> TEXTO APRESENTADO
========================================================================
O responsável da Associação Brasileira de Proteína Animal acredita que a promessa do Governo central chinês de dirimir a pobreza no país e o fim anunciado da política do filho único acabarão por se traduzir em mais consumidores. “Por isso, não vemos grande possibilidade de recuo. Antes, o produto interno bruto crescia cerca de 10 por cento. Diminuirá um pouco, mas mesmo esse pouco – que não o é se compararmos com a média mundial – será de seis a sete por cento. É muita gente que entra na linha de consumo anualmente”, frisa. “E isso faz com que facilmente a China continue a ser um mercado com potencial durante muitos anos.”

Em 2021, a China comprou 640 mil toneladas de carne de frango ao Brasil

Camila Sande, da Confederação da Agricultura e Pecuária, garante que o Brasil quer reforçar e diversificar a oferta. Prova disso, exemplifica, é o programa “Aterrissagem na China”, lançado no ano passado, que visa que sectores brasileiros como o do mel e derivados, produtos lácteos, cafés especiais, frutas e açaí consolidem e ampliem a presença no mercado chinês.

O “Projeto AGRO.BR” é outra das iniciativas da confederação, em parceria com a ApexBrasil, que a responsável destaca. “O objectivo é fazer com que a pauta exportadora cresça não só em volume, mas em diversidade”, explica.
========================================================================
> OS DADOS
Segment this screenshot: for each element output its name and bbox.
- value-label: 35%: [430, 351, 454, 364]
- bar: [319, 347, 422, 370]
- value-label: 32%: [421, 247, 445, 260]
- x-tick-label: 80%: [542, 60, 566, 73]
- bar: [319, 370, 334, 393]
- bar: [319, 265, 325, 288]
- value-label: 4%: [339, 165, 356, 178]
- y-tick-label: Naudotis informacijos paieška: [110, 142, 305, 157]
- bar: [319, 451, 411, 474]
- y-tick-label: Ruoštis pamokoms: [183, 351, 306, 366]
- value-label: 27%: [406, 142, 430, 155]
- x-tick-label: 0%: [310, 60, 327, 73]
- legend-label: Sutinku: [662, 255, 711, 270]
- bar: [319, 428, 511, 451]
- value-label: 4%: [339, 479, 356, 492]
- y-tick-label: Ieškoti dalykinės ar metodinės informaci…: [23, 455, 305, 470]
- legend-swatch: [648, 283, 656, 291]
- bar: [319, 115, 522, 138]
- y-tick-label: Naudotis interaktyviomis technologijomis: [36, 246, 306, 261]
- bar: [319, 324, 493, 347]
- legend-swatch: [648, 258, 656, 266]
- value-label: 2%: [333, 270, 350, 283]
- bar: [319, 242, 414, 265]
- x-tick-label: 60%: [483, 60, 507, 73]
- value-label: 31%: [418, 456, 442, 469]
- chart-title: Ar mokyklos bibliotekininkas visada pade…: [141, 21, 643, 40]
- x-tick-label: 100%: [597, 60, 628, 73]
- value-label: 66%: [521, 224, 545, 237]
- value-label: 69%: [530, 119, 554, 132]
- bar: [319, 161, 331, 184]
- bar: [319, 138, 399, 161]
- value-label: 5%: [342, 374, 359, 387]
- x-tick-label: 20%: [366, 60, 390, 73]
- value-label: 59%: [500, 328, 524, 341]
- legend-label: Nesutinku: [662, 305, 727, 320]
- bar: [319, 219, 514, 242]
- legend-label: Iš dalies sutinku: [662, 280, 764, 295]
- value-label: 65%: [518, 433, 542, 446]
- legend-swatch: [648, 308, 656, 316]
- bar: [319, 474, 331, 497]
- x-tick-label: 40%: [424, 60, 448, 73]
========================================================================
> COMO PROCEDER
Reproduza, do texto sobre as exportações agropecuárias brasileiras para a China, o trecho entre "Camila Sande, da" e "no mercado chinês.", ambos incluídos.

> SOLUÇÃO DA TAREFA
Camila Sande, da Confederação da Agricultura e Pecuária, garante que o Brasil quer reforçar e diversificar a oferta. Prova disso, exemplifica, é o programa “Aterrissagem na China”, lançado no ano passado, que visa que sectores brasileiros como o do mel e derivados, produtos lácteos, cafés especiais, frutas e açaí consolidem e ampliem a presença no mercado chinês.